Task directions> Below is a listing. Gather each line of it that contains "Vidu".

Extracted data entries>

-- Start --

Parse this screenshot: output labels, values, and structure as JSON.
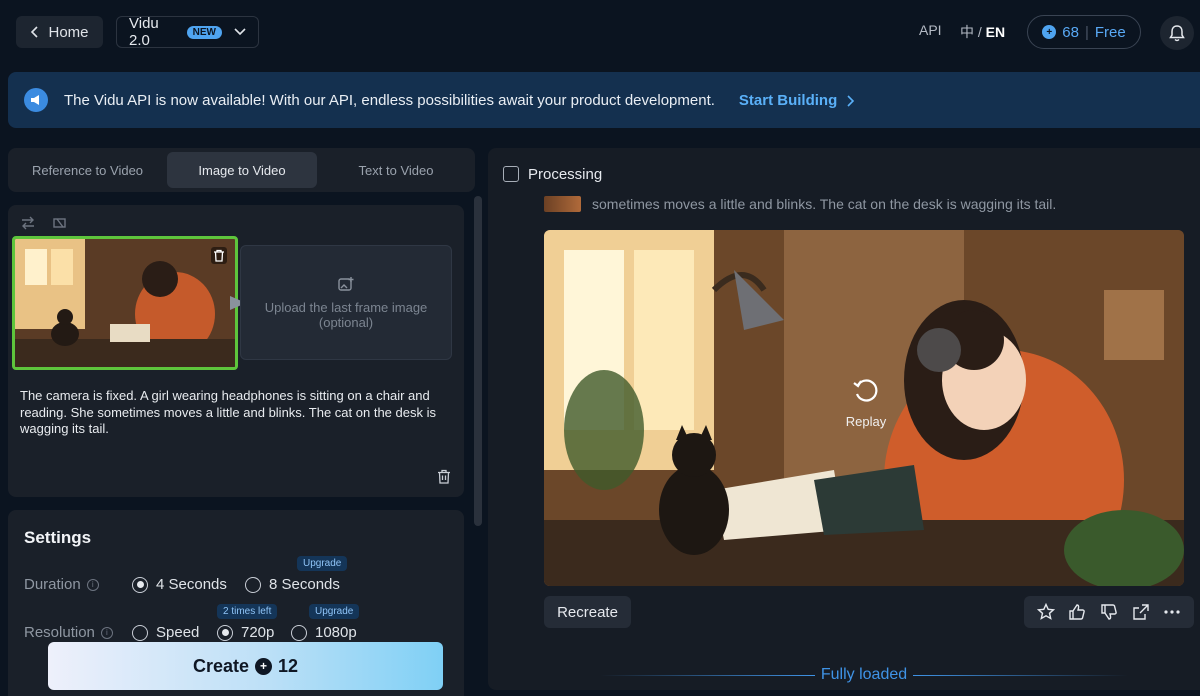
{
  "header": {
    "home_label": "Home",
    "model_label": "Vidu 2.0",
    "new_badge": "NEW",
    "api_label": "API",
    "lang_zh": "中",
    "lang_sep": "/",
    "lang_en": "EN",
    "credits": "68",
    "plan": "Free"
  },
  "banner": {
    "text": "The Vidu API is now available! With our API, endless possibilities await your product development.",
    "cta": "Start Building"
  },
  "tabs": [
    {
      "label": "Reference to Video",
      "active": false
    },
    {
      "label": "Image to Video",
      "active": true
    },
    {
      "label": "Text to Video",
      "active": false
    }
  ],
  "upload": {
    "last_frame_label": "Upload the last frame image\n(optional)"
  },
  "prompt": "The camera is fixed. A girl wearing headphones is sitting on a chair and reading. She sometimes moves a little and blinks. The cat on the desk is wagging its tail.",
  "settings": {
    "title": "Settings",
    "duration_label": "Duration",
    "duration_options": [
      {
        "label": "4 Seconds",
        "selected": true
      },
      {
        "label": "8 Seconds",
        "selected": false,
        "badge": "Upgrade"
      }
    ],
    "resolution_label": "Resolution",
    "resolution_options": [
      {
        "label": "Speed",
        "selected": false
      },
      {
        "label": "720p",
        "selected": true,
        "badge": "2 times left"
      },
      {
        "label": "1080p",
        "selected": false,
        "badge": "Upgrade"
      }
    ]
  },
  "create": {
    "label": "Create",
    "cost": "12"
  },
  "result": {
    "status": "Processing",
    "prompt_cut": "sometimes moves a little and blinks. The cat on the desk is wagging its tail.",
    "replay_label": "Replay",
    "recreate_label": "Recreate",
    "footer": "Fully loaded"
  },
  "icons": [
    "chevron-left-icon",
    "chevron-down-icon",
    "credit-icon",
    "bell-icon",
    "megaphone-icon",
    "chevron-right-icon",
    "swap-icon",
    "crop-icon",
    "trash-icon",
    "image-add-icon",
    "info-icon",
    "replay-icon",
    "star-icon",
    "thumbs-up-icon",
    "thumbs-down-icon",
    "share-icon",
    "more-icon"
  ],
  "colors": {
    "accent": "#4fa4f0",
    "selected_frame": "#5ec53c",
    "background": "#0b1420",
    "banner": "#14304f"
  }
}
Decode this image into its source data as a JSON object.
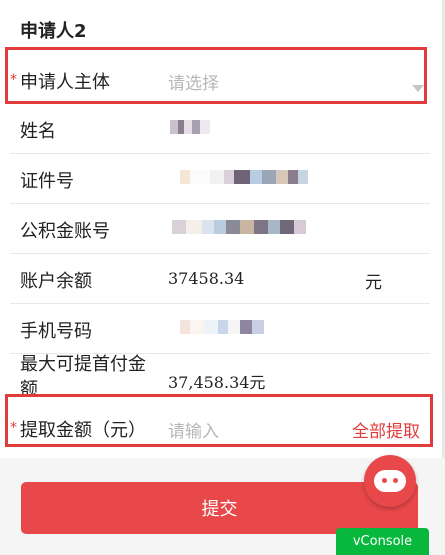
{
  "section": {
    "title": "申请人2"
  },
  "fields": {
    "applicant_type": {
      "label": "申请人主体",
      "placeholder": "请选择"
    },
    "name": {
      "label": "姓名"
    },
    "id_number": {
      "label": "证件号"
    },
    "fund_account": {
      "label": "公积金账号"
    },
    "balance": {
      "label": "账户余额",
      "value": "37458.34",
      "unit": "元"
    },
    "phone": {
      "label": "手机号码"
    },
    "max_down_payment": {
      "label": "最大可提首付金额",
      "value": "37,458.34元"
    },
    "withdraw_amount": {
      "label": "提取金额（元）",
      "placeholder": "请输入",
      "action": "全部提取"
    }
  },
  "submit": {
    "label": "提交"
  },
  "vconsole": {
    "label": "vConsole"
  },
  "colors": {
    "accent": "#e8484a",
    "required": "#e33b3b",
    "vconsole": "#07b83c"
  }
}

-- End --

The completed task>
    "model_label": "Vidu 2.0",
    "text": "The Vidu API is now available! With our API, endless possibilities await your product development.",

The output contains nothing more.